▶ [TASK PROMPT]
Every line with the word "fixed" in it should be extracted from the data that follows.

───── GIVEN ENTRIES ─────

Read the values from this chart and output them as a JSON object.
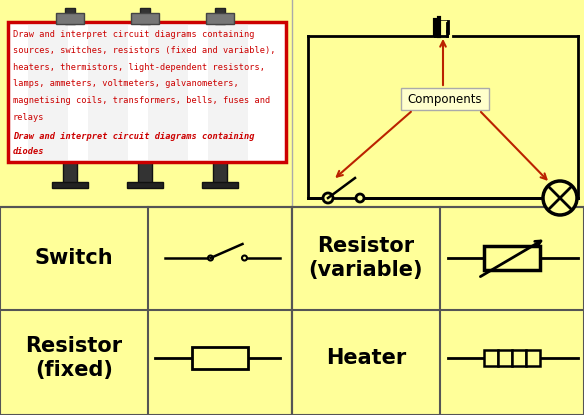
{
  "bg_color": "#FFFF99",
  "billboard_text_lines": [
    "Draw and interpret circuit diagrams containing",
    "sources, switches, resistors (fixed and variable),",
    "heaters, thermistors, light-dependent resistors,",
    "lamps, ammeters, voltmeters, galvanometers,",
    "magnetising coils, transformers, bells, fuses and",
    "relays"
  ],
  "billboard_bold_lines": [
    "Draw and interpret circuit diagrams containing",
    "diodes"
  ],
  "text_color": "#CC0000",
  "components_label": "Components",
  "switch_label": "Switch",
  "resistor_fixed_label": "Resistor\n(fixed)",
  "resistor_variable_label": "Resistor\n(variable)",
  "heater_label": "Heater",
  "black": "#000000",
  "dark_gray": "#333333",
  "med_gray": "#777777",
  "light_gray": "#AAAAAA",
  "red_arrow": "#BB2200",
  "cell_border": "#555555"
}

─────

▶ [WRITTEN RESPONSE]
    "sources, switches, resistors (fixed and variable),",
  "resistor_fixed_label": "Resistor\n(fixed)",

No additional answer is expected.